* Direction
Using the entries that follow, state how many lines contain the word "name". The response is that number and nothing more.

* Figure dataset records
.....
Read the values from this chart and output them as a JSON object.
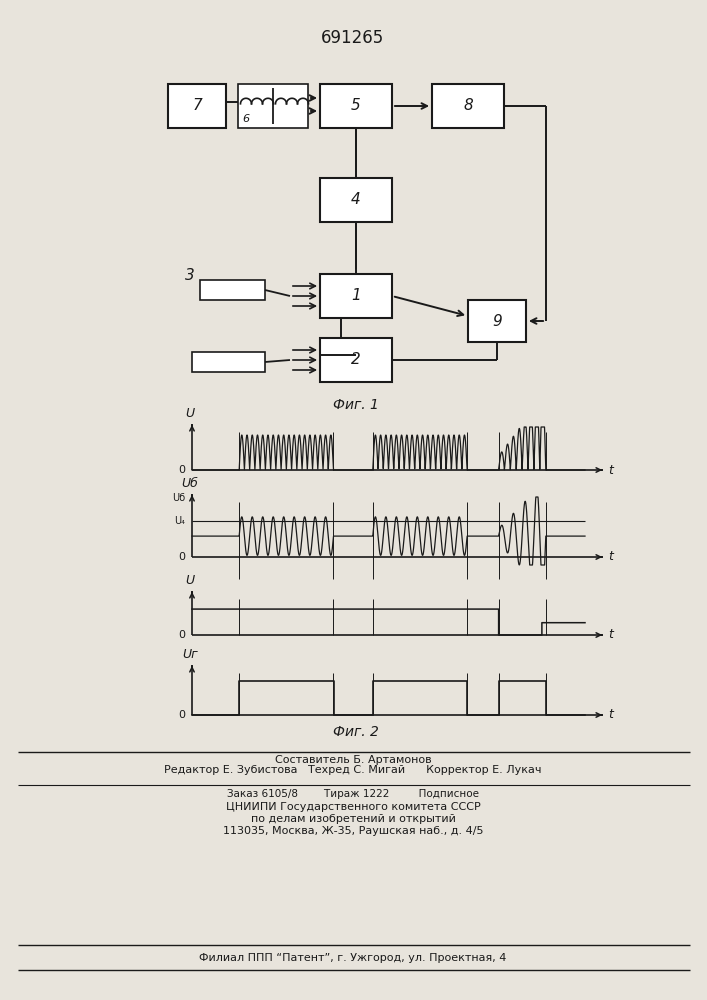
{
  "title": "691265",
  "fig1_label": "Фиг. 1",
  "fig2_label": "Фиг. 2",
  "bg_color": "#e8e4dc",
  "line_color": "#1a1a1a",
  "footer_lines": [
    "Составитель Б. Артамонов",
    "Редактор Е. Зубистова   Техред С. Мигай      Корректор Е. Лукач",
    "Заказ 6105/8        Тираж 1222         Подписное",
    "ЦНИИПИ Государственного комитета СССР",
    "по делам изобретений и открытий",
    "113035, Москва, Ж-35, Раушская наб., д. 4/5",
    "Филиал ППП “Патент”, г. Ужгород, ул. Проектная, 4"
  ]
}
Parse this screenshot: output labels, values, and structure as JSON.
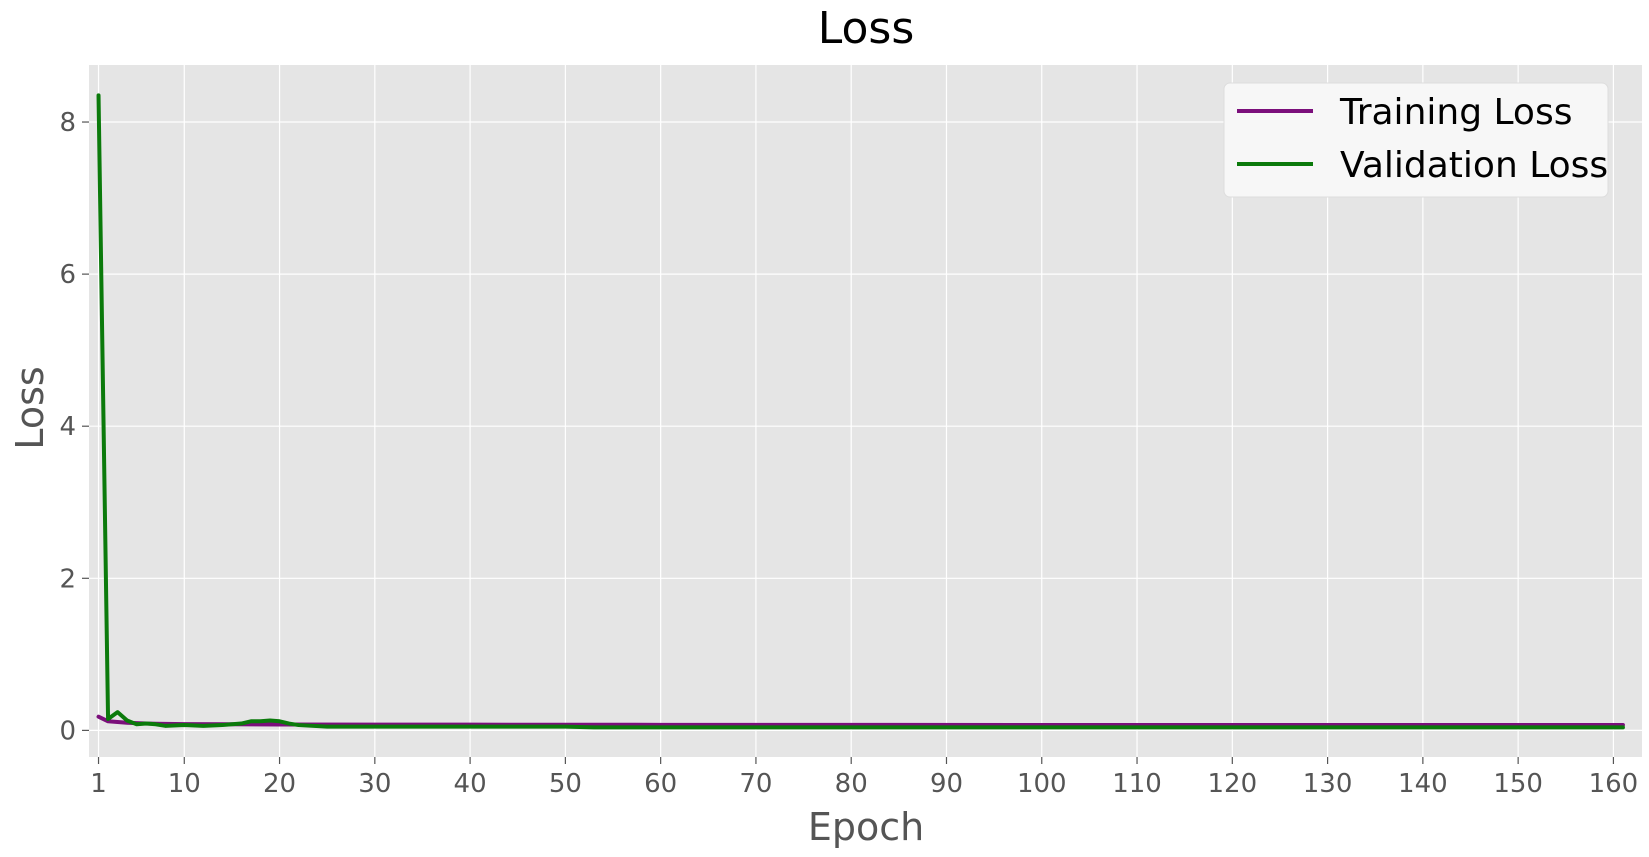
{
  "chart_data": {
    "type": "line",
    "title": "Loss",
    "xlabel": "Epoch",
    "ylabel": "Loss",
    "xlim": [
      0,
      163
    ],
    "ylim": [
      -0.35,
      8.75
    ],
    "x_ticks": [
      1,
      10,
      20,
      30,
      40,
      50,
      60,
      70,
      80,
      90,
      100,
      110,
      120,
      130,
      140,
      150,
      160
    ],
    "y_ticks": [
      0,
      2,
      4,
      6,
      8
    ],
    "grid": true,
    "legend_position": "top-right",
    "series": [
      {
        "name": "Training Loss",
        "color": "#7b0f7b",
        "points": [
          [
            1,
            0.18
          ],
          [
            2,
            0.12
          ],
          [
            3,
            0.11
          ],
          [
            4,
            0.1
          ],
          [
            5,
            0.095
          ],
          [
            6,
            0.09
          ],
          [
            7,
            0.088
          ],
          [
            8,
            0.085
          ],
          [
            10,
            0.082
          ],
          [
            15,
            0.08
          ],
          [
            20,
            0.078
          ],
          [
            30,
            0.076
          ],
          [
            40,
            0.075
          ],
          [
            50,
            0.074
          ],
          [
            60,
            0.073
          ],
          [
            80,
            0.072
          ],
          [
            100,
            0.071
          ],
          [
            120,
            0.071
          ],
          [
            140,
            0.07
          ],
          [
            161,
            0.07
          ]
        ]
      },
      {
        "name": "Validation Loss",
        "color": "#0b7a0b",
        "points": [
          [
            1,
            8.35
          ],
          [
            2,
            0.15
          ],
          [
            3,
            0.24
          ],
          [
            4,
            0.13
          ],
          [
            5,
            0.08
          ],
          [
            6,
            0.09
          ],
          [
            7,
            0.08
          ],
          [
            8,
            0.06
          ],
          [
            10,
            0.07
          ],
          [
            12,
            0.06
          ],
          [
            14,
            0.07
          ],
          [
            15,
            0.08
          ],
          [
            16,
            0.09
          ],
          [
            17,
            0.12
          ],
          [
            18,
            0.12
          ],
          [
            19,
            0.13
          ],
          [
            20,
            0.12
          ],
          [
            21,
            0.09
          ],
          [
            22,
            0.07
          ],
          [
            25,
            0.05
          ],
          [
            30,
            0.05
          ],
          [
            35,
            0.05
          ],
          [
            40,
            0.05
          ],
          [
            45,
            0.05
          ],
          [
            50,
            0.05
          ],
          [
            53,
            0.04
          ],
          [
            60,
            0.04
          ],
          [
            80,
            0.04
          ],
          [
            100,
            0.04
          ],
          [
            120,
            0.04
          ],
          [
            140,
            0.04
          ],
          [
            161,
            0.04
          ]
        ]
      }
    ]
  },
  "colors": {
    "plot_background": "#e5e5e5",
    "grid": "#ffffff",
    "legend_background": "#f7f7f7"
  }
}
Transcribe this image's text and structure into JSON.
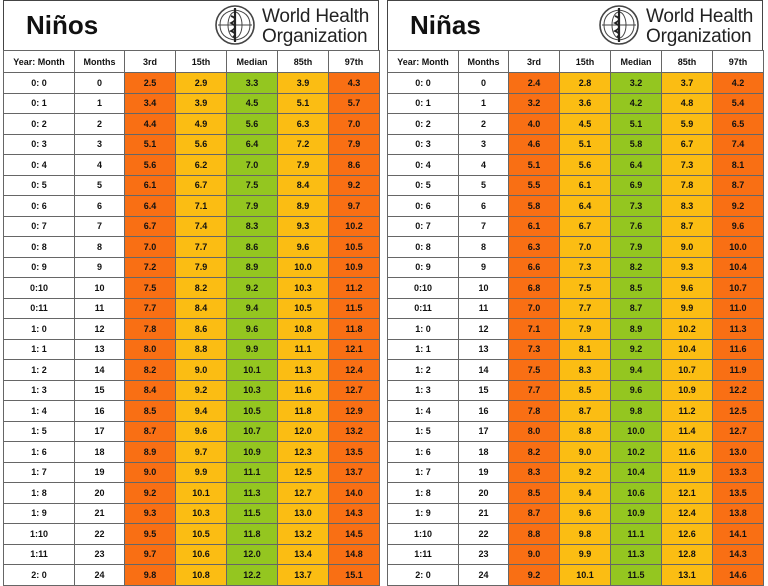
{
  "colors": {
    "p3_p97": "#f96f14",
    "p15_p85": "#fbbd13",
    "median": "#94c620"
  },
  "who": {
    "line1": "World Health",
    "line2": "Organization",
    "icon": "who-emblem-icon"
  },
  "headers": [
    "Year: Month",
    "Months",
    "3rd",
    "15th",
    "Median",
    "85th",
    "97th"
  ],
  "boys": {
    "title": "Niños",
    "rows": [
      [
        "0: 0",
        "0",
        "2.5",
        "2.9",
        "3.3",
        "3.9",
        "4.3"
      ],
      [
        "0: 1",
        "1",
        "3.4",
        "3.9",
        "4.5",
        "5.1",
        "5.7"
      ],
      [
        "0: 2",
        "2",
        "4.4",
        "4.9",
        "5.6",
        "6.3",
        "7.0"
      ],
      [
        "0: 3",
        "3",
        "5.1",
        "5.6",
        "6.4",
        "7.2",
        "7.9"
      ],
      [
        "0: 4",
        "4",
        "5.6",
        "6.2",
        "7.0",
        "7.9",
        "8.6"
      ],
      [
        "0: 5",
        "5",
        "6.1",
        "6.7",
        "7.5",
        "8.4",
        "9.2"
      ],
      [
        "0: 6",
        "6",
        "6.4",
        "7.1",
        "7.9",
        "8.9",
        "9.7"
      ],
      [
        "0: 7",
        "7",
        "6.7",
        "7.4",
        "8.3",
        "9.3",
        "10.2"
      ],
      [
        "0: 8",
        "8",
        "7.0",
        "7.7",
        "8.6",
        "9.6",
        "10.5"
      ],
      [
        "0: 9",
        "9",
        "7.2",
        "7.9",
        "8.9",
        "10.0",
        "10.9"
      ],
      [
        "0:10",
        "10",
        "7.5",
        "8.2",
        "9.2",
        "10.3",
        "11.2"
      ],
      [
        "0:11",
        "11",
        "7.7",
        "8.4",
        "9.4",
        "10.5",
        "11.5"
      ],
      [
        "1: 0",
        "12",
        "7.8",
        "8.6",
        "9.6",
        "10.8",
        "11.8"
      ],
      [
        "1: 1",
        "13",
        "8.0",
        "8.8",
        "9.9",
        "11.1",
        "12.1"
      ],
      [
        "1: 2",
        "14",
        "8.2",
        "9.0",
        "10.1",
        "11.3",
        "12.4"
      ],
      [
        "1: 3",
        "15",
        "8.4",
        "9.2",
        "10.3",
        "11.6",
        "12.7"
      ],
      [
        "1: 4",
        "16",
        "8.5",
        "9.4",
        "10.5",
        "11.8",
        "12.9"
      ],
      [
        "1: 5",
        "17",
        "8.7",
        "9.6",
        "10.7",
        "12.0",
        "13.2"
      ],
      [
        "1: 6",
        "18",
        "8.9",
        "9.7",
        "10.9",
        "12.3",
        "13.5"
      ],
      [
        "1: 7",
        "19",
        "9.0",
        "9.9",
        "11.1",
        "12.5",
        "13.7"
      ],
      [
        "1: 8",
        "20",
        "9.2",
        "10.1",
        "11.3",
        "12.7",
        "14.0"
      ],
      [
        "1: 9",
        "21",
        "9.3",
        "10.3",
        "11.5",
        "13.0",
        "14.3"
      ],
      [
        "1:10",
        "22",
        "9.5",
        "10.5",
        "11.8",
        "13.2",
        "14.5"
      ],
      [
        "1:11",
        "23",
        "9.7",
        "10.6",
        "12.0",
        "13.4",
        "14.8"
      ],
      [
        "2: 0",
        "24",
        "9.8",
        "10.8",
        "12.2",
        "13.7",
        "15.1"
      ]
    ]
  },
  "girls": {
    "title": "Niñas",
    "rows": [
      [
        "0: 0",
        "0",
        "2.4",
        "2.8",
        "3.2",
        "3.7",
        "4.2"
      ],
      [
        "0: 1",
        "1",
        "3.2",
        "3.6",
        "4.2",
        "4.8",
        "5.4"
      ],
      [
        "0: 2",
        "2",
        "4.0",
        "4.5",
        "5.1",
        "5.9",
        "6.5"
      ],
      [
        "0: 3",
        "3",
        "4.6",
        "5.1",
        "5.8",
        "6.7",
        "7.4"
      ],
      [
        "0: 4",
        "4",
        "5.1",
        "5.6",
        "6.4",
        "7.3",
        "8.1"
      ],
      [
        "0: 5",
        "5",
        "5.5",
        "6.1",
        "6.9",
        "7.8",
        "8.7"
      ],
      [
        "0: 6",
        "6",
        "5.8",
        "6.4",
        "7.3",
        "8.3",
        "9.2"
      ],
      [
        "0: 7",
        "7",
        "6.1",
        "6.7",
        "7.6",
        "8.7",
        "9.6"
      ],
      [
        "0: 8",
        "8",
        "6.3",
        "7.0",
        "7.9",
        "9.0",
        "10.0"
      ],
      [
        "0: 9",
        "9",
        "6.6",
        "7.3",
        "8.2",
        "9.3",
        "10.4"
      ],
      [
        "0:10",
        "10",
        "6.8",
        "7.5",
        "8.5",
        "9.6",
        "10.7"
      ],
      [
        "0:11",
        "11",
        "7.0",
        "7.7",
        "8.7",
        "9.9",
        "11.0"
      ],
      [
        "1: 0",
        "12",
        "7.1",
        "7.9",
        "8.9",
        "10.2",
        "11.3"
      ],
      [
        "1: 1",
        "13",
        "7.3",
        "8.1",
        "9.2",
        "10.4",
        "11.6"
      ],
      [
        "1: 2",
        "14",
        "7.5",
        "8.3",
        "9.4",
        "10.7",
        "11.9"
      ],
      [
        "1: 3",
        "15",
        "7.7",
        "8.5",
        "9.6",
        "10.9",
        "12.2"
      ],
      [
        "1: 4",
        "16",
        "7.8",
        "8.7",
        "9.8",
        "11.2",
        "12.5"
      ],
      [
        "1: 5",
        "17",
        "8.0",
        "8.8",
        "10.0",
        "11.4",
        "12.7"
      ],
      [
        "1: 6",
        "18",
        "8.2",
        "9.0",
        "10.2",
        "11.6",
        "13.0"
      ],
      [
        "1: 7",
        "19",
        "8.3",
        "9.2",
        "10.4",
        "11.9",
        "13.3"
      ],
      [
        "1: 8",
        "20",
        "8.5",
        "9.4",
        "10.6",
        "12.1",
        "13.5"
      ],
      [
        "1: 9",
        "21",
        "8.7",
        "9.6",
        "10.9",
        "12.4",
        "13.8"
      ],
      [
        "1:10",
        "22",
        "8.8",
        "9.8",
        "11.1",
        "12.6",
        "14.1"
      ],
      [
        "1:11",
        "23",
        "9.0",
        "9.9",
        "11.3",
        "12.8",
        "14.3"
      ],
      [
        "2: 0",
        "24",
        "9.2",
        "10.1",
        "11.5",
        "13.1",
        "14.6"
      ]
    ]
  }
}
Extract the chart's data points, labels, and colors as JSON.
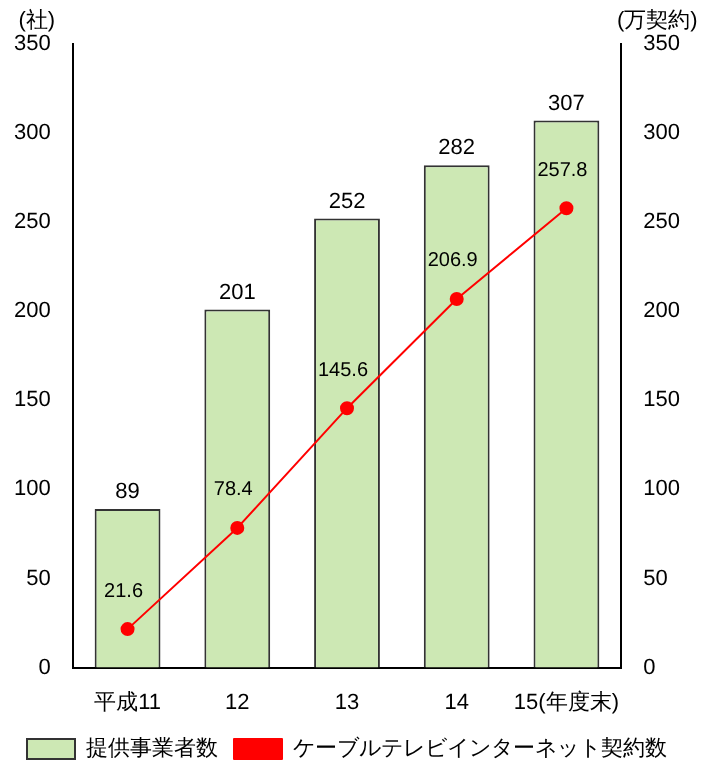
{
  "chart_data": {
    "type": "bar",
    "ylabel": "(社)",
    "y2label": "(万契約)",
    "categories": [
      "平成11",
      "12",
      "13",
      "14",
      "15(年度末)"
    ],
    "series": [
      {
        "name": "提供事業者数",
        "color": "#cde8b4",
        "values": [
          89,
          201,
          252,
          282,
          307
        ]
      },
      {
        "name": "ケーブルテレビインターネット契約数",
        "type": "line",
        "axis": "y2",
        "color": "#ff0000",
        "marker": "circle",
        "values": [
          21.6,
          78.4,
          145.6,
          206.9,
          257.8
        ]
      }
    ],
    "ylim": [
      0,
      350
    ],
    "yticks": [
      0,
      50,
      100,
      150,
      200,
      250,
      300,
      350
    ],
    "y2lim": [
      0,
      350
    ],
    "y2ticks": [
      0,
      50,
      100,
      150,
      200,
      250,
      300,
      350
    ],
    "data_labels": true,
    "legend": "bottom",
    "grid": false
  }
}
.....
* Complete response
4